### Task to carry out
Retype the listing that follows, exactly as written.

>> begin Exercise input

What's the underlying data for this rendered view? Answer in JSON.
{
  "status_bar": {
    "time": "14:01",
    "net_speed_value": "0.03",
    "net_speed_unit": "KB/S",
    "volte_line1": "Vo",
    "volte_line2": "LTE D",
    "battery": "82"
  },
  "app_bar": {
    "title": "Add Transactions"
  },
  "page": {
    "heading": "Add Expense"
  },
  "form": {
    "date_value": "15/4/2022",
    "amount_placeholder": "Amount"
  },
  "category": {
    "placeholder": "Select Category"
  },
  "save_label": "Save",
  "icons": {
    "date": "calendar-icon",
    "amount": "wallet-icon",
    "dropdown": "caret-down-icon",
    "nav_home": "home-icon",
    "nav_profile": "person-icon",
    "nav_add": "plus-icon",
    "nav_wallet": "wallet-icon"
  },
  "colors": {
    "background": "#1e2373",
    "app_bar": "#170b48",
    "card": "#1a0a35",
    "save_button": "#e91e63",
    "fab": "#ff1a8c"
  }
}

>> end Exercise input

### Finished exercise
What's the underlying data for this rendered view? Answer in JSON.
{
  "status_bar": {
    "time": "14:01",
    "net_speed_value": "0.03",
    "net_speed_unit": "KB/S",
    "volte_line1": "Vo",
    "volte_line2": "LTE D",
    "battery": "82"
  },
  "app_bar": {
    "title": "Add Transactions"
  },
  "page": {
    "heading": "Add Expense"
  },
  "form": {
    "date_value": "15/4/2022",
    "amount_placeholder": "Amount"
  },
  "category": {
    "placeholder": "Select Category"
  },
  "save_label": "Save",
  "icons": {
    "date": "calendar-icon",
    "amount": "wallet-icon",
    "dropdown": "caret-down-icon",
    "nav_home": "home-icon",
    "nav_profile": "person-icon",
    "nav_add": "plus-icon",
    "nav_wallet": "wallet-icon"
  },
  "colors": {
    "background": "#1e2373",
    "app_bar": "#170b48",
    "card": "#1a0a35",
    "save_button": "#e91e63",
    "fab": "#ff1a8c"
  }
}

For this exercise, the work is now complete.